▶ **YOUR GOAL**:
Search the material below for the string "grid" and extract each line that has it.

-- start of GIVEN ENTRIES --

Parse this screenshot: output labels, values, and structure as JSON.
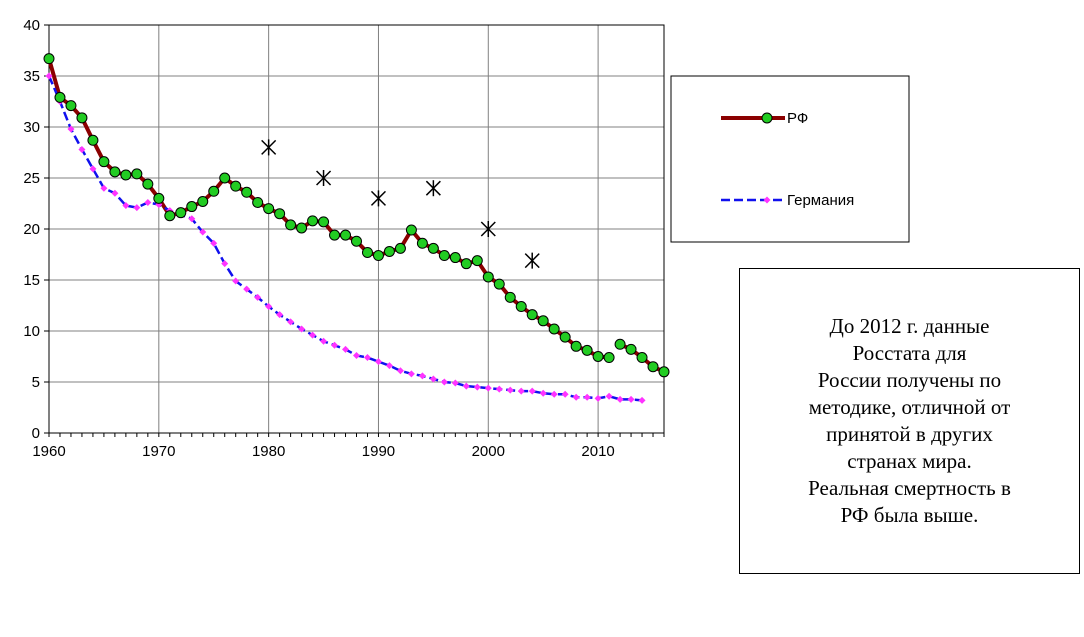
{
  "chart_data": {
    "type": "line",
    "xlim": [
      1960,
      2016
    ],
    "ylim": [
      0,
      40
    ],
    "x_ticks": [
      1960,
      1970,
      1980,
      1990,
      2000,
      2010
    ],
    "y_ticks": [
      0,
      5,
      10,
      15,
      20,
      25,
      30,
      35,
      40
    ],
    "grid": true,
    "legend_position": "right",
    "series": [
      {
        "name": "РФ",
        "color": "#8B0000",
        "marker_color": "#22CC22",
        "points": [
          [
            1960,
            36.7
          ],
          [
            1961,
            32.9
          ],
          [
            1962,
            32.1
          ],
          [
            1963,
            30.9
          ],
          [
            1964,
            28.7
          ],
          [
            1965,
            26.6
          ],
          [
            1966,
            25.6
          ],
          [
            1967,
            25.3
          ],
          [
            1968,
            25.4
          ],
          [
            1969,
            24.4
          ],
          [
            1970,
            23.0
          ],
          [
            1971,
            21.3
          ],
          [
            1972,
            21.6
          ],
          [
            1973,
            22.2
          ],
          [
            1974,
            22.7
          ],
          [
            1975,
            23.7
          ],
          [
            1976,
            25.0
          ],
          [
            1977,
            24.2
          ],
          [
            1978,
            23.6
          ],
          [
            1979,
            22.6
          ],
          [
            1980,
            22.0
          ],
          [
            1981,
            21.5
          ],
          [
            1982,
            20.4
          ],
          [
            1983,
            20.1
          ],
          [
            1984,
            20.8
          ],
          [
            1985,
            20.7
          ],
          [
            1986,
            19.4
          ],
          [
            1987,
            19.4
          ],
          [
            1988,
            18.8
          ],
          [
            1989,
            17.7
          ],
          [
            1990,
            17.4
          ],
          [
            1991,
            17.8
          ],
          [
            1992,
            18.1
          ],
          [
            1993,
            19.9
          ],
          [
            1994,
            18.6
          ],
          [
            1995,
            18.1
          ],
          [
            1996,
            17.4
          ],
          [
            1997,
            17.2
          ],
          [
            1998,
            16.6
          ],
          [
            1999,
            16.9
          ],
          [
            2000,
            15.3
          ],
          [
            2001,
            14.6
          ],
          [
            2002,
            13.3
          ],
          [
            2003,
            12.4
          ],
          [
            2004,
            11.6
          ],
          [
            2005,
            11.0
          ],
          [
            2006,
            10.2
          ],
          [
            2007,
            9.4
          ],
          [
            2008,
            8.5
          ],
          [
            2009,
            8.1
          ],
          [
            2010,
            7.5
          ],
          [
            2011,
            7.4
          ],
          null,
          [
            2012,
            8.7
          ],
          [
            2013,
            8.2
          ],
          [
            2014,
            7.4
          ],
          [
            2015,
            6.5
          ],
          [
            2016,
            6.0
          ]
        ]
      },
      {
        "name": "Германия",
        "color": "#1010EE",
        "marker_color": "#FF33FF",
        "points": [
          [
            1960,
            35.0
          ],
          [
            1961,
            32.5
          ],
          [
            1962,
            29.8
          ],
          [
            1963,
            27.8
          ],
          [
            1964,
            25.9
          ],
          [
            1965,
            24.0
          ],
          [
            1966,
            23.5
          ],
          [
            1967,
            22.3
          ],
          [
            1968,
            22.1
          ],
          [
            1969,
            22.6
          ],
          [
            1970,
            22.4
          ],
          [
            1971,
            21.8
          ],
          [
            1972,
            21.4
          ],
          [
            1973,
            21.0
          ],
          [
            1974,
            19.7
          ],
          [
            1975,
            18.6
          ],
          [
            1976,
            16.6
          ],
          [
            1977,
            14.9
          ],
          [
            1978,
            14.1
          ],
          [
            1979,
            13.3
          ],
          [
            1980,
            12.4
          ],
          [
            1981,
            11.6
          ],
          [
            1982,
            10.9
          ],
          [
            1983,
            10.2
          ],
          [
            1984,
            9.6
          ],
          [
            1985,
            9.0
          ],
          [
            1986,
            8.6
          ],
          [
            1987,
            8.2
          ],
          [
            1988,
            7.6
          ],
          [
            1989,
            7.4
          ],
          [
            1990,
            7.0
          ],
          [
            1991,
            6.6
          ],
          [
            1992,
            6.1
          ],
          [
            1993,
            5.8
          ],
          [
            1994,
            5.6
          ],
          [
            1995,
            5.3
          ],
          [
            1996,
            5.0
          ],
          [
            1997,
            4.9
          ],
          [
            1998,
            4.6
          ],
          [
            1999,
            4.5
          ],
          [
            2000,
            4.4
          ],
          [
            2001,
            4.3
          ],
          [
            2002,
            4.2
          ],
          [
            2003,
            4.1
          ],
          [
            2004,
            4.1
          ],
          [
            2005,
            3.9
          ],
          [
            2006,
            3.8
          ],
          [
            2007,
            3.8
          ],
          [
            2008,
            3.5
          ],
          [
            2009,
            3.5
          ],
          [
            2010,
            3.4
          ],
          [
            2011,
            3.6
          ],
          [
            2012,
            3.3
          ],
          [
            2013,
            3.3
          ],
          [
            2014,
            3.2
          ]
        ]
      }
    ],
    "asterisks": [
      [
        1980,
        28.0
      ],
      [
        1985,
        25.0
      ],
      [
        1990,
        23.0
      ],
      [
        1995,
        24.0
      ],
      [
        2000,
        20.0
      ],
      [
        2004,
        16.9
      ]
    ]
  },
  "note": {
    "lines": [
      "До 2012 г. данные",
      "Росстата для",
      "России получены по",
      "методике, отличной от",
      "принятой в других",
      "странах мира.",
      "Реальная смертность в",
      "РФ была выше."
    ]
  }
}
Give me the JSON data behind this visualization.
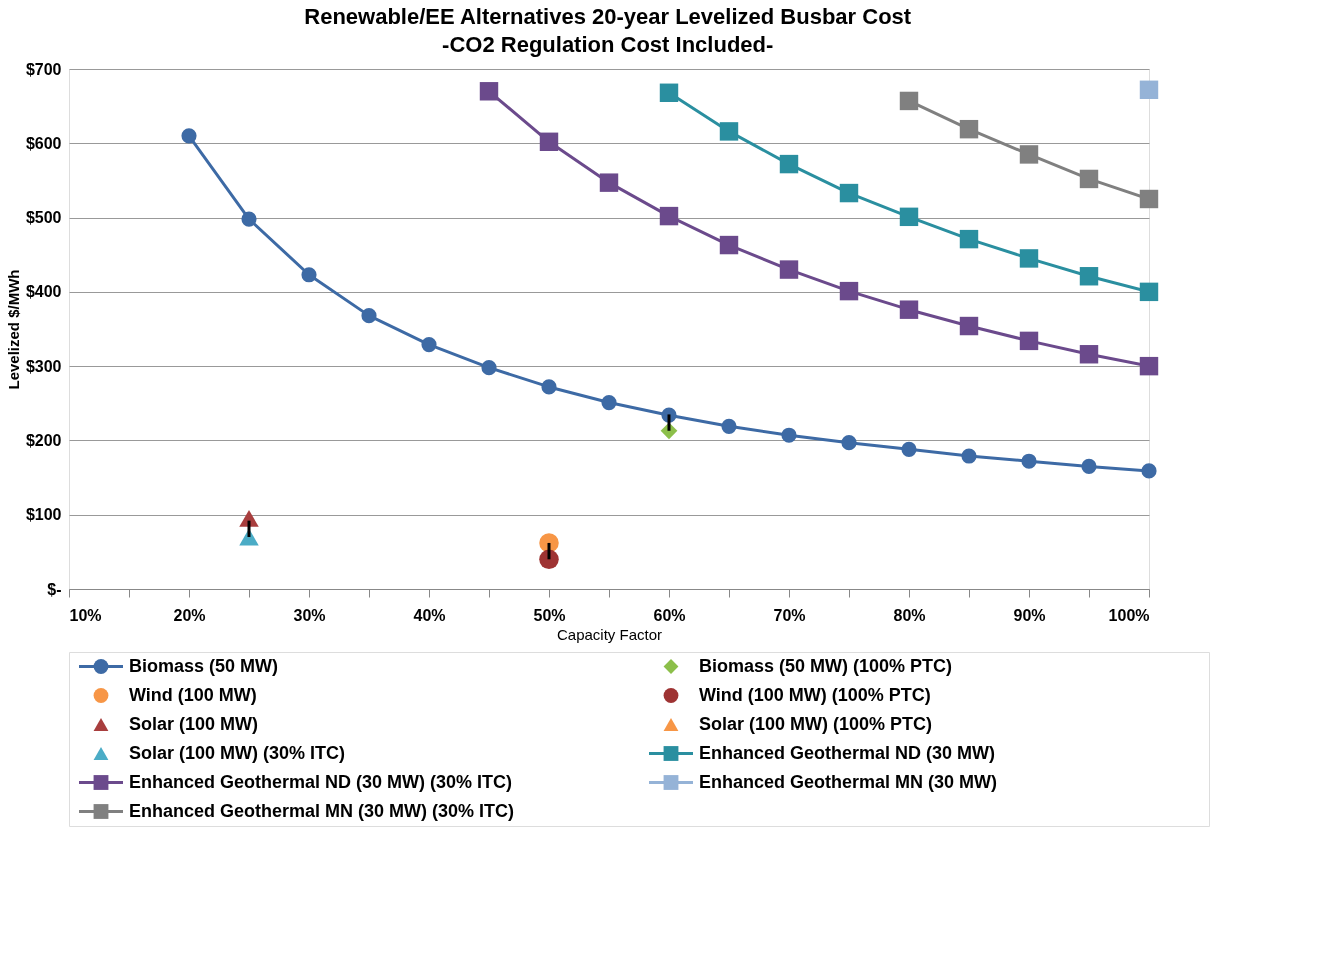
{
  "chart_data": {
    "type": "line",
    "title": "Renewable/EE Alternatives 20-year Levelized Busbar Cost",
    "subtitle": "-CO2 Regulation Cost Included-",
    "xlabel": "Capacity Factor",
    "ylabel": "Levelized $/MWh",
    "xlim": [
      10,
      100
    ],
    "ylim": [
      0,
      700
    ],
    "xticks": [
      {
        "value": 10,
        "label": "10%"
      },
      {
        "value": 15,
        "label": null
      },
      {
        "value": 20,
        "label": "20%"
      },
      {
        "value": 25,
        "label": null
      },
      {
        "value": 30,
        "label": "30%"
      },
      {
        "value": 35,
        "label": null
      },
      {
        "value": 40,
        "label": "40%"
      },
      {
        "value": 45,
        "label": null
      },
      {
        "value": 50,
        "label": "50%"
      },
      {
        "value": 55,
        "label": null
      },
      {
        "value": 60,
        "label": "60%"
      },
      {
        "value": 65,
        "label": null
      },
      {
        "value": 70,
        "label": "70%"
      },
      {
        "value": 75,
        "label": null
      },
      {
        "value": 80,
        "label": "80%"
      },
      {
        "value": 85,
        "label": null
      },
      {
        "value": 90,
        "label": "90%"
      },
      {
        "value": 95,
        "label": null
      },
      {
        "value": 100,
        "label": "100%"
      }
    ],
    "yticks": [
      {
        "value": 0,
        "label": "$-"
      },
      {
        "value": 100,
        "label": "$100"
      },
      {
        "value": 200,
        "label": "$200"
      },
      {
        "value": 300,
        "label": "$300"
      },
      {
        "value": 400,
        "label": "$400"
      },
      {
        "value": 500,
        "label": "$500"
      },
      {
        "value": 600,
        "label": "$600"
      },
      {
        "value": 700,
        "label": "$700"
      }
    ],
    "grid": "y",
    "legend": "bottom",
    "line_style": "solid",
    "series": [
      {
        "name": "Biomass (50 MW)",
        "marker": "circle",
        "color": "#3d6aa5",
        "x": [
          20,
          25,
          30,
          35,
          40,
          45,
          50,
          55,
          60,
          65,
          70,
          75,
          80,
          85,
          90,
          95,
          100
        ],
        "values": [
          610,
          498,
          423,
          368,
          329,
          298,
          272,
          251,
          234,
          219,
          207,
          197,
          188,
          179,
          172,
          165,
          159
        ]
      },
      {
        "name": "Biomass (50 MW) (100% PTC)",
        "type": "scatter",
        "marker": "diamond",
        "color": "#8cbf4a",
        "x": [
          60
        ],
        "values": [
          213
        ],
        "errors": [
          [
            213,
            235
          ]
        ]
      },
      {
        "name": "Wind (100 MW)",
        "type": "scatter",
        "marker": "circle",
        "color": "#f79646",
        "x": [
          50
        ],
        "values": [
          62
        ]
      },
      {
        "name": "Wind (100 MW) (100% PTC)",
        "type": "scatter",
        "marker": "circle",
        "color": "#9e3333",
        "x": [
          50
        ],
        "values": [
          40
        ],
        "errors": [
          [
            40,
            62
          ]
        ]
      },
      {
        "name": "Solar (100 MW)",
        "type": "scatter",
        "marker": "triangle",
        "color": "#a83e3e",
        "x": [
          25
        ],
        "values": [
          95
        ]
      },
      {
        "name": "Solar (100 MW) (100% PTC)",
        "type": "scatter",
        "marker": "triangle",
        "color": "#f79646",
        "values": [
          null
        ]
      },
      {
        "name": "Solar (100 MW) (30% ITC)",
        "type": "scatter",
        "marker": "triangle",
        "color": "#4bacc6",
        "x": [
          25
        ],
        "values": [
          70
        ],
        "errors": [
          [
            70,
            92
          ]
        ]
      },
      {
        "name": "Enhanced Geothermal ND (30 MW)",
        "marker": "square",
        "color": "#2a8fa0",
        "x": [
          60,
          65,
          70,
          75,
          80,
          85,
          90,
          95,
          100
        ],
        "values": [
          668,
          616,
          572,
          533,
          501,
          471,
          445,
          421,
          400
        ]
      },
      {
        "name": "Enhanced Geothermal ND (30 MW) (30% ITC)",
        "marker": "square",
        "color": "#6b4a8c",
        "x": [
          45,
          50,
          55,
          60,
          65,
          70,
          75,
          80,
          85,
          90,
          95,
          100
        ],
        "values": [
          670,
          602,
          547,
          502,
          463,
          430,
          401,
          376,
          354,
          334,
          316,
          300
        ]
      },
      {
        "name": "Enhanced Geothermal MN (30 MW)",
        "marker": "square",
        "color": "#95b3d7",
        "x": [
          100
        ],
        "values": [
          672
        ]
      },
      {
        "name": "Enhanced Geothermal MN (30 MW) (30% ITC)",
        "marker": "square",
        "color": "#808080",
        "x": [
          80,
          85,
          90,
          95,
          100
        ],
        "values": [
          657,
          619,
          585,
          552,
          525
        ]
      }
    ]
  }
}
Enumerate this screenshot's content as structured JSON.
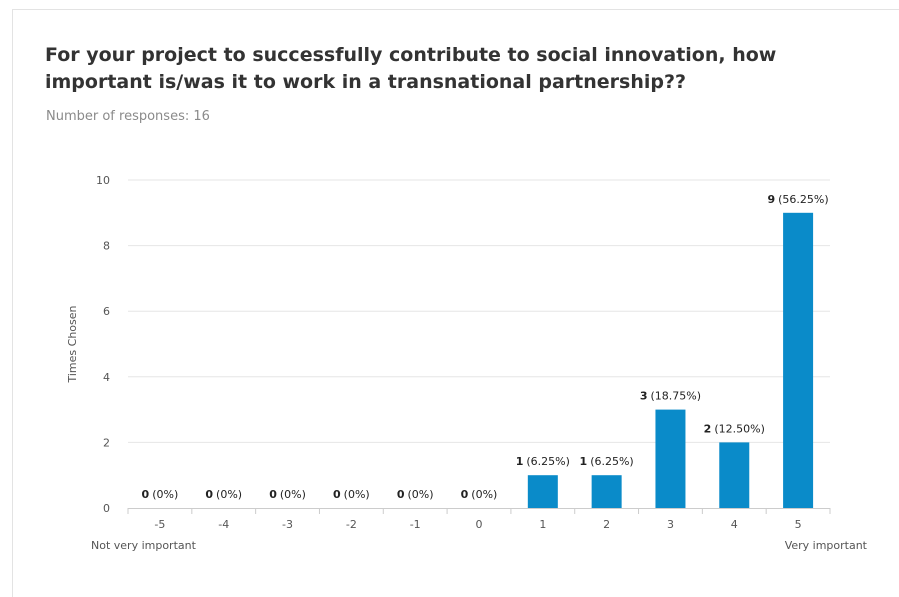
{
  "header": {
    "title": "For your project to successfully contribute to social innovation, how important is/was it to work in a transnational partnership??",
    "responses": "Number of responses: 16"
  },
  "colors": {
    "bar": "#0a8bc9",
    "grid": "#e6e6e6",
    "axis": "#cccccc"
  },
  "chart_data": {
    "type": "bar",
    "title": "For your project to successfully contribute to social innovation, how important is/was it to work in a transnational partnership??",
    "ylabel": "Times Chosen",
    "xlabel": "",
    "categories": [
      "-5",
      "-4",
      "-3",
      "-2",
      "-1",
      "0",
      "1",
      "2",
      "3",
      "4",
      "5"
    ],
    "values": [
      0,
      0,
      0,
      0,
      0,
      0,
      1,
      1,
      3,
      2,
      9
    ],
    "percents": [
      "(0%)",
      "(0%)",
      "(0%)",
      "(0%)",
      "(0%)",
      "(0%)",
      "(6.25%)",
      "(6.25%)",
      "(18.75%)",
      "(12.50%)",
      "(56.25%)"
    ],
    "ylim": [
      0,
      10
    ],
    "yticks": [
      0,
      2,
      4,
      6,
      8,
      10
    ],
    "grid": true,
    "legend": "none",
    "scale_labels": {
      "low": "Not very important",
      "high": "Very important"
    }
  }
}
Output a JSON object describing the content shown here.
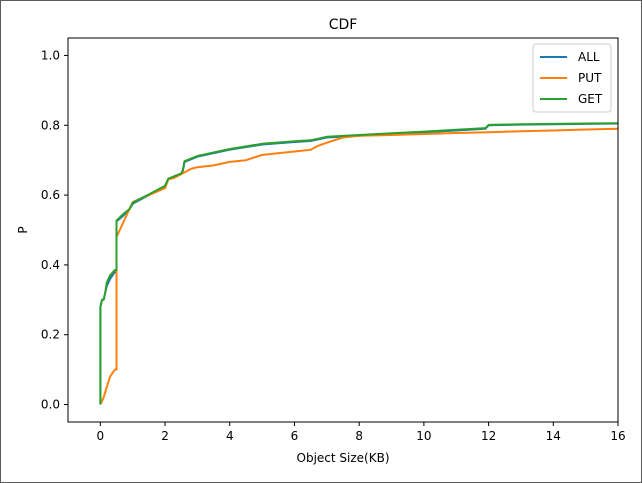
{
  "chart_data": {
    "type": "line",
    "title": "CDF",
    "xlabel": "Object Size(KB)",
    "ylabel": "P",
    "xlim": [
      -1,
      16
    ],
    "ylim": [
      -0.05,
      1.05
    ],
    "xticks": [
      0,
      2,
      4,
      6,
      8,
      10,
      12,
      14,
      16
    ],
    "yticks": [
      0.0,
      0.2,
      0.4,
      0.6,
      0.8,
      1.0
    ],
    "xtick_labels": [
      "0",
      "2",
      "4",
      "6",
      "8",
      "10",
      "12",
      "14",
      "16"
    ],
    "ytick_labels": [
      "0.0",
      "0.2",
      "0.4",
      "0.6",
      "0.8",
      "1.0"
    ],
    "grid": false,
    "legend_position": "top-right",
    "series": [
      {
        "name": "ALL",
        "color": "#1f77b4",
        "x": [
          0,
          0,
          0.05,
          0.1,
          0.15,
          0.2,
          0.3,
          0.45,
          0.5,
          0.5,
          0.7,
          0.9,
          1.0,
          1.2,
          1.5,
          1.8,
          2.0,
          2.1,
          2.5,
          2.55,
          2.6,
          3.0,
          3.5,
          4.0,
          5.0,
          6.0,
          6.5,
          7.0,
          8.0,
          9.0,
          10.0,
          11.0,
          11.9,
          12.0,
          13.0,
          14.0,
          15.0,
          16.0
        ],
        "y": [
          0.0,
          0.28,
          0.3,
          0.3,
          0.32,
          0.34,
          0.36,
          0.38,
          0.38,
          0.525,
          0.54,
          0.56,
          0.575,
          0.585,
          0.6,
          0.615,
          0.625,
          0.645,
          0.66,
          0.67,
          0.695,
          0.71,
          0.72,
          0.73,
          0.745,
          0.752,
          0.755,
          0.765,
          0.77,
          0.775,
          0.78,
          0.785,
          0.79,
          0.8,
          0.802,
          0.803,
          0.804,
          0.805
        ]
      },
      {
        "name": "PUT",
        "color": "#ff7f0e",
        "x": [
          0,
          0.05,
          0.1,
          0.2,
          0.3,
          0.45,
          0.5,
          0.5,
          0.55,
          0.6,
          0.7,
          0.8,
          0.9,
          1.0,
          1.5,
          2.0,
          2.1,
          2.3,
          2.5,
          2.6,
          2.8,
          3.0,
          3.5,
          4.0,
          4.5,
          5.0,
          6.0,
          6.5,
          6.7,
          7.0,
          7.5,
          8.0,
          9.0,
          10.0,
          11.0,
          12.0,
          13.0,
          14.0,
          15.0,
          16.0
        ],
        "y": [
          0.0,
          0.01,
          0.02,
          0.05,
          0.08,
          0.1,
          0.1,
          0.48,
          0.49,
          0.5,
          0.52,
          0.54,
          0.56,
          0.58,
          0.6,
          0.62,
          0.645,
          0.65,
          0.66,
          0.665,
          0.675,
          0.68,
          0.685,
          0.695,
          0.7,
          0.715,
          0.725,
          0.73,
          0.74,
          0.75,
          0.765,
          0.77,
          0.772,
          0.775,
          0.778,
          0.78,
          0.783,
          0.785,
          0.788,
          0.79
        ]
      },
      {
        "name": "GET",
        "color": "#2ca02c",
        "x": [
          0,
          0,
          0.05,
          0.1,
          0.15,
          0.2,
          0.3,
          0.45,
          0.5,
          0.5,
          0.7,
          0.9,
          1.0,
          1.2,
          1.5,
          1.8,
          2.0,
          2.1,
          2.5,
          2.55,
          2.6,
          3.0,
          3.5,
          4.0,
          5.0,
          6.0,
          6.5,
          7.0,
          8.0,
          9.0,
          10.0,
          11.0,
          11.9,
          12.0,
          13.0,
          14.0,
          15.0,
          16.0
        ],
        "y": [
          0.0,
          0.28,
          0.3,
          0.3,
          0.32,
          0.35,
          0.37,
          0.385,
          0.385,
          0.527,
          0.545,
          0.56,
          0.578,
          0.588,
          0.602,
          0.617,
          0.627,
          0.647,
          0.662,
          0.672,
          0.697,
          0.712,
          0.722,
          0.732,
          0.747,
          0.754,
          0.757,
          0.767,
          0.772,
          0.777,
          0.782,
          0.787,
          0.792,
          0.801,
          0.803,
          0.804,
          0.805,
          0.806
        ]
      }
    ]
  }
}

-- end of GIVEN ENTRIES --

▶ **TASK RESPONSE**:
    "grid": true,
    "grid": "y",
    "grid": "#e6e6e6",
    "grid": true,
    "grid": false,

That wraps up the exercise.